List each line of the data that holds the string "angeblich", please.

─── Extracted records ───

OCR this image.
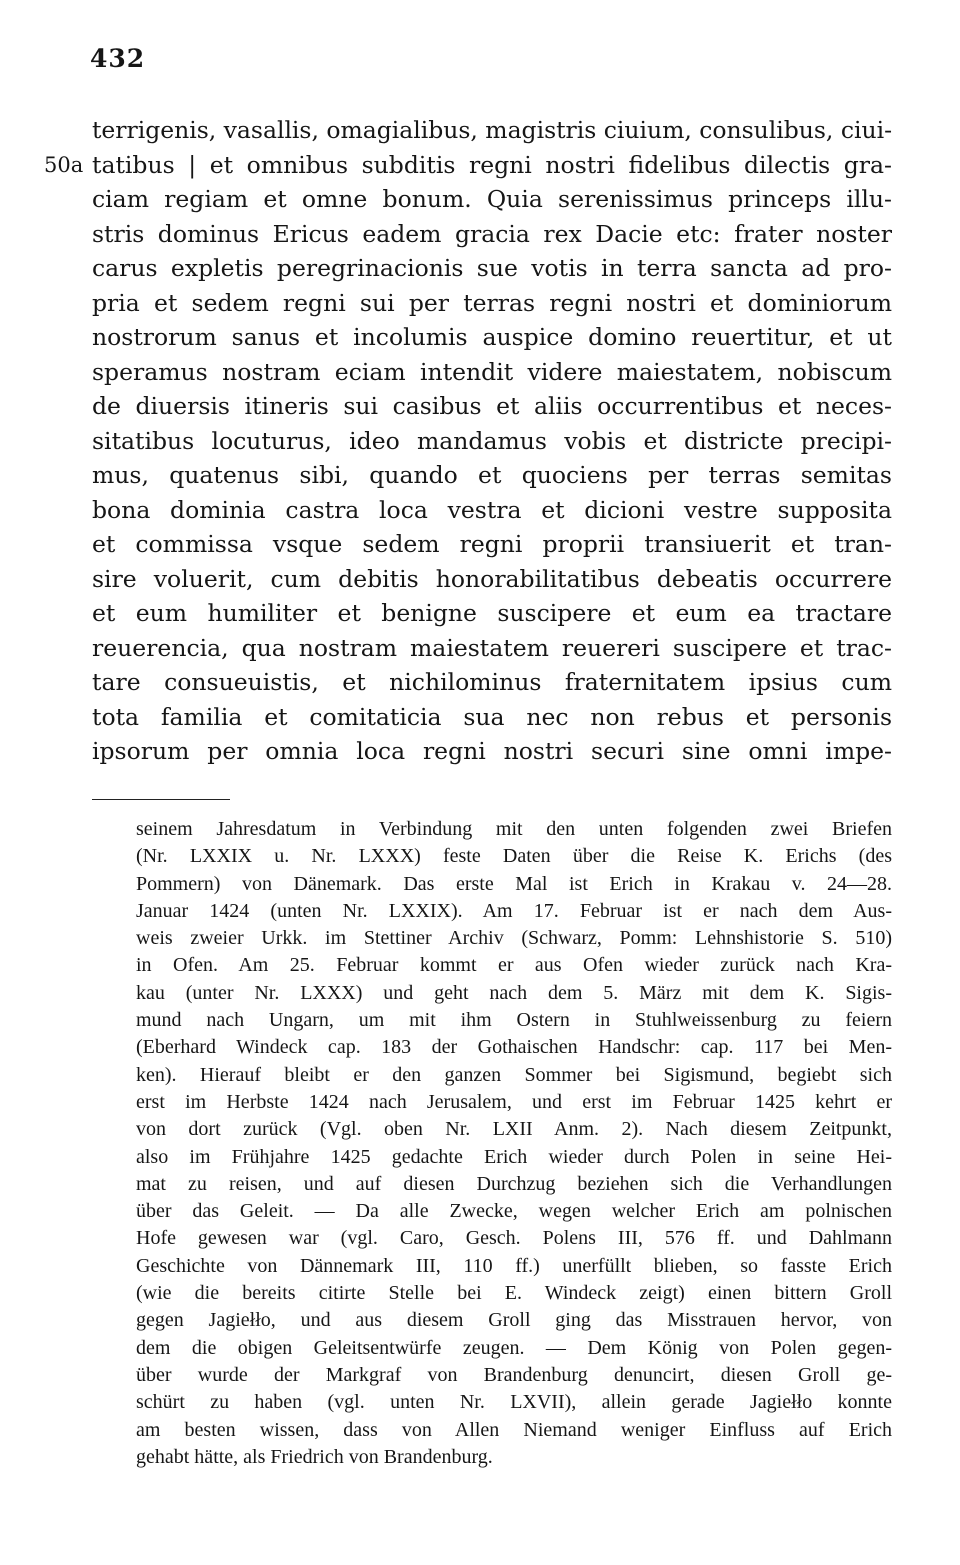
432
50a
terrigenis, vasallis, omagialibus, magistris ciuium, consulibus, ciui-
tatibus | et omnibus subditis regni nostri fidelibus dilectis gra-
ciam regiam et omne bonum. Quia serenissimus princeps illu-
stris dominus Ericus eadem gracia rex Dacie etc: frater noster
carus expletis peregrinacionis sue votis in terra sancta ad pro-
pria et sedem regni sui per terras regni nostri et dominiorum
nostrorum sanus et incolumis auspice domino reuertitur, et ut
speramus nostram eciam intendit videre maiestatem, nobiscum
de diuersis itineris sui casibus et aliis occurrentibus et neces-
sitatibus locuturus, ideo mandamus vobis et districte precipi-
mus, quatenus sibi, quando et quociens per terras semitas
bona dominia castra loca vestra et dicioni vestre supposita
et commissa vsque sedem regni proprii transiuerit et tran-
sire voluerit, cum debitis honorabilitatibus debeatis occurrere
et eum humiliter et benigne suscipere et eum ea tractare
reuerencia, qua nostram maiestatem reuereri suscipere et trac-
tare consueuistis, et nichilominus fraternitatem ipsius cum
tota familia et comitaticia sua nec non rebus et personis
ipsorum per omnia loca regni nostri securi sine omni impe-
seinem Jahresdatum in Verbindung mit den unten folgenden zwei Briefen
(Nr. LXXIX u. Nr. LXXX) feste Daten über die Reise K. Erichs (des
Pommern) von Dänemark. Das erste Mal ist Erich in Krakau v. 24—28.
Januar 1424 (unten Nr. LXXIX). Am 17. Februar ist er nach dem Aus-
weis zweier Urkk. im Stettiner Archiv (Schwarz, Pomm: Lehnshistorie S. 510)
in Ofen. Am 25. Februar kommt er aus Ofen wieder zurück nach Kra-
kau (unter Nr. LXXX) und geht nach dem 5. März mit dem K. Sigis-
mund nach Ungarn, um mit ihm Ostern in Stuhlweissenburg zu feiern
(Eberhard Windeck cap. 183 der Gothaischen Handschr: cap. 117 bei Men-
ken). Hierauf bleibt er den ganzen Sommer bei Sigismund, begiebt sich
erst im Herbste 1424 nach Jerusalem, und erst im Februar 1425 kehrt er
von dort zurück (Vgl. oben Nr. LXII Anm. 2). Nach diesem Zeitpunkt,
also im Frühjahre 1425 gedachte Erich wieder durch Polen in seine Hei-
mat zu reisen, und auf diesen Durchzug beziehen sich die Verhandlungen
über das Geleit. — Da alle Zwecke, wegen welcher Erich am polnischen
Hofe gewesen war (vgl. Caro, Gesch. Polens III, 576 ff. und Dahlmann
Geschichte von Dännemark III, 110 ff.) unerfüllt blieben, so fasste Erich
(wie die bereits citirte Stelle bei E. Windeck zeigt) einen bittern Groll
gegen Jagiełło, und aus diesem Groll ging das Misstrauen hervor, von
dem die obigen Geleitsentwürfe zeugen. — Dem König von Polen gegen-
über wurde der Markgraf von Brandenburg denuncirt, diesen Groll ge-
schürt zu haben (vgl. unten Nr. LXVII), allein gerade Jagiełło konnte
am besten wissen, dass von Allen Niemand weniger Einfluss auf Erich
gehabt hätte, als Friedrich von Brandenburg.
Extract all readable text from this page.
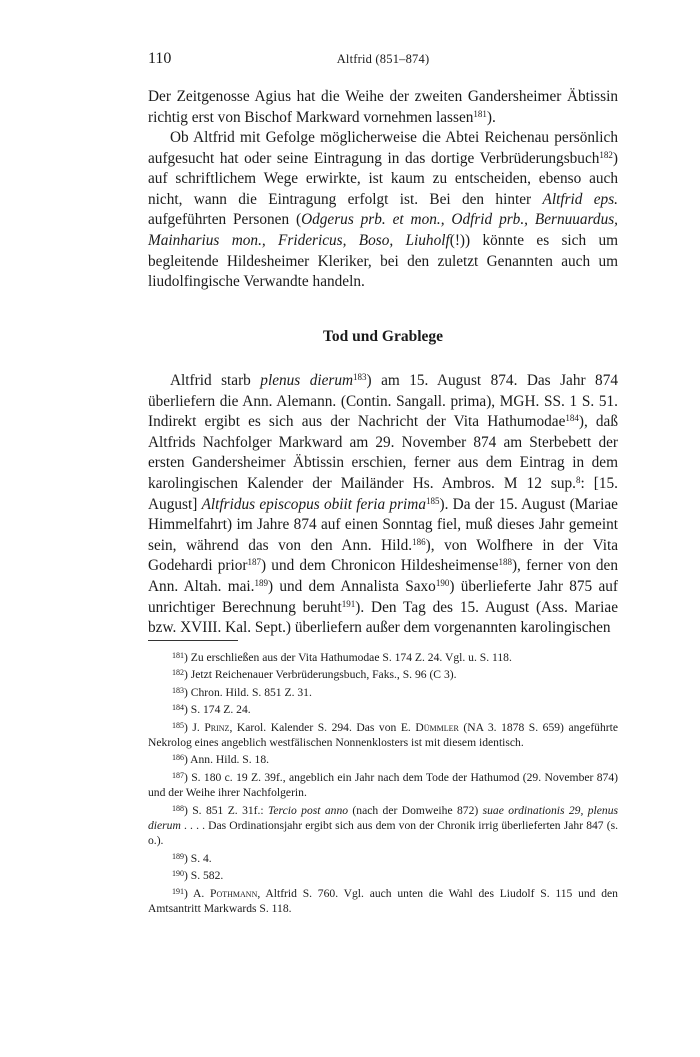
110	Altfrid (851–874)

Der Zeitgenosse Agius hat die Weihe der zweiten Gandersheimer Äbtissin richtig erst von Bischof Markward vornehmen lassen$^{181}$).

Ob Altfrid mit Gefolge möglicherweise die Abtei Reichenau persönlich aufgesucht hat oder seine Eintragung in das dortige Verbrüderungsbuch$^{182}$) auf schriftlichem Wege erwirkte, ist kaum zu entscheiden, ebenso auch nicht, wann die Eintragung erfolgt ist. Bei den hinter Altfrid eps. aufgeführten Personen (Odgerus prb. et mon., Odfrid prb., Bernuuardus, Mainharius mon., Fridericus, Boso, Liuholf(!)) könnte es sich um begleitende Hildesheimer Kleriker, bei den zuletzt Genannten auch um liudolfingische Verwandte handeln.

Tod und Grablege

Altfrid starb plenus dierum$^{183}$) am 15. August 874. Das Jahr 874 überliefern die Ann. Alemann. (Contin. Sangall. prima), MGH. SS. 1 S. 51. Indirekt ergibt es sich aus der Nachricht der Vita Hathumodae$^{184}$), daß Altfrids Nachfolger Markward am 29. November 874 am Sterbebett der ersten Gandersheimer Äbtissin erschien, ferner aus dem Eintrag in dem karolingischen Kalender der Mailänder Hs. Ambros. M 12 sup.$^8$: [15. August] Altfridus episcopus obiit feria prima$^{185}$). Da der 15. August (Mariae Himmelfahrt) im Jahre 874 auf einen Sonntag fiel, muß dieses Jahr gemeint sein, während das von den Ann. Hild.$^{186}$), von Wolfhere in der Vita Godehardi prior$^{187}$) und dem Chronicon Hildesheimense$^{188}$), ferner von den Ann. Altah. mai.$^{189}$) und dem Annalista Saxo$^{190}$) überlieferte Jahr 875 auf unrichtiger Berechnung beruht$^{191}$). Den Tag des 15. August (Ass. Mariae bzw. XVIII. Kal. Sept.) überliefern außer dem vorgenannten karolingischen

$^{181}$) Zu erschließen aus der Vita Hathumodae S. 174 Z. 24. Vgl. u. S. 118.

$^{182}$) Jetzt Reichenauer Verbrüderungsbuch, Faks., S. 96 (C 3).

$^{183}$) Chron. Hild. S. 851 Z. 31.

$^{184}$) S. 174 Z. 24.

$^{185}$) J. Prinz, Karol. Kalender S. 294. Das von E. Dümmler (NA 3. 1878 S. 659) angeführte Nekrolog eines angeblich westfälischen Nonnenklosters ist mit diesem identisch.

$^{186}$) Ann. Hild. S. 18.

$^{187}$) S. 180 c. 19 Z. 39f., angeblich ein Jahr nach dem Tode der Hathumod (29. November 874) und der Weihe ihrer Nachfolgerin.

$^{188}$) S. 851 Z. 31f.: Tercio post anno (nach der Domweihe 872) suae ordinationis 29, plenus dierum . . . . Das Ordinationsjahr ergibt sich aus dem von der Chronik irrig überlieferten Jahr 847 (s. o.).

$^{189}$) S. 4.

$^{190}$) S. 582.

$^{191}$) A. Pothmann, Altfrid S. 760. Vgl. auch unten die Wahl des Liudolf S. 115 und den Amtsantritt Markwards S. 118.
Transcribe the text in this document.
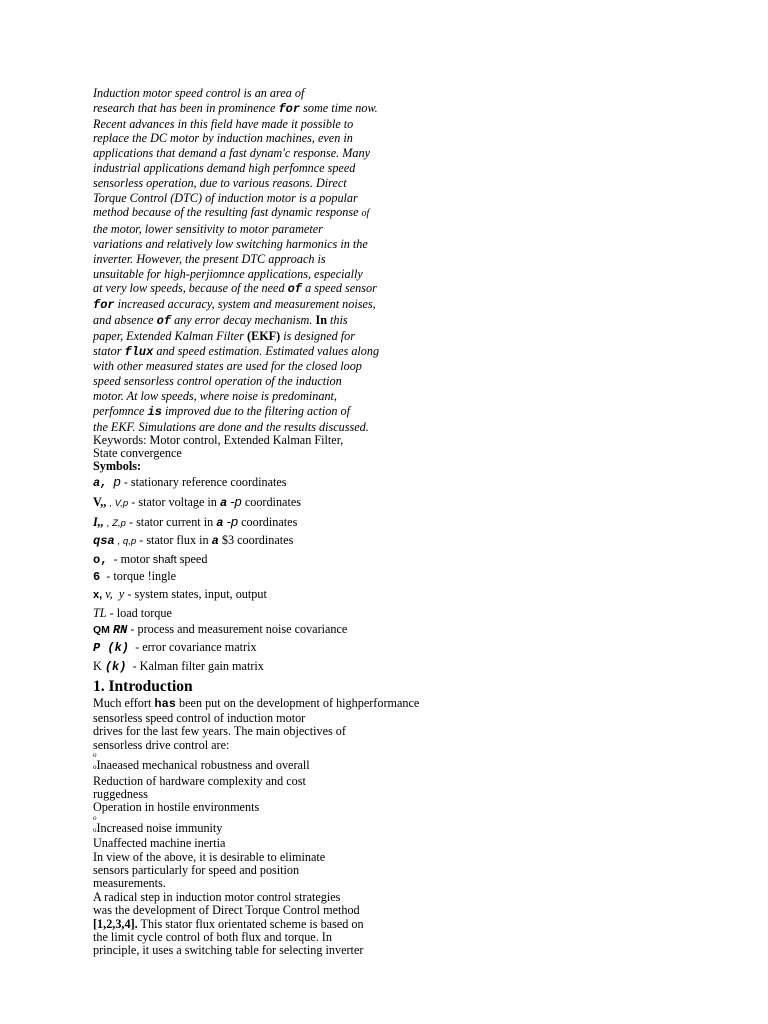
Induction motor speed control is an area of
research that has been in prominence for some time now.
Recent advances in this field have made it possible to
replace the DC motor by induction machines, even in
applications that demand a fast dynam'c response. Many
industrial applications demand high perfomnce speed
sensorless operation, due to various reasons. Direct
Torque Control (DTC) of induction motor is a popular
method because of the resulting fast dynamic response of
the motor, lower sensitivity to motor parameter
variations and relatively low switching harmonics in the
inverter. However, the present DTC approach is
unsuitable for high-perjiomnce applications, especially
at very low speeds, because of the need of a speed sensor
for increased accuracy, system and measurement noises,
and absence of any error decay mechanism. In this
paper, Extended Kalman Filter (EKF) is designed for
stator flux and speed estimation. Estimated values along
with other measured states are used for the closed loop
speed sensorless control operation of the induction
motor. At low speeds, where noise is predominant,
perfomnce is improved due to the filtering action of
the EKF. Simulations are done and the results discussed.
Keywords: Motor control, Extended Kalman Filter,
State convergence
Symbols:
a, p - stationary reference coordinates
V,, , V,p - stator voltage in a -p coordinates
I,, , Z,p - stator current in a -p coordinates
qsa , q,p - stator flux in a $3 coordinates
o, - motor shaft speed
6 - torque !ingle
x, v, y - system states, input, output
TL - load torque
QM RN - process and measurement noise covariance
P (k) - error covariance matrix
K (k) - Kalman filter gain matrix
1. Introduction
Much effort has been put on the development of highperformance
sensorless speed control of induction motor
drives for the last few years. The main objectives of
sensorless drive control are:
o
oInaeased mechanical robustness and overall
Reduction of hardware complexity and cost
ruggedness
Operation in hostile environments
o
oIncreased noise immunity
Unaffected machine inertia
In view of the above, it is desirable to eliminate
sensors particularly for speed and position
measurements.
A radical step in induction motor control strategies
was the development of Direct Torque Control method
[1,2,3,4]. This stator flux orientated scheme is based on
the limit cycle control of both flux and torque. In
principle, it uses a switching table for selecting inverter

───

**Response to this task:**
$^{185}$) J. Prinz, Karol. Kalender S. 294. Das von E. Dümmler (NA 3. 1878 S. 659) angeführte Nekrolog eines angeblich westfälischen Nonnenklosters ist mit diesem identisch.
$^{187}$) S. 180 c. 19 Z. 39f., angeblich ein Jahr nach dem Tode der Hathumod (29. November 874) und der Weihe ihrer Nachfolgerin.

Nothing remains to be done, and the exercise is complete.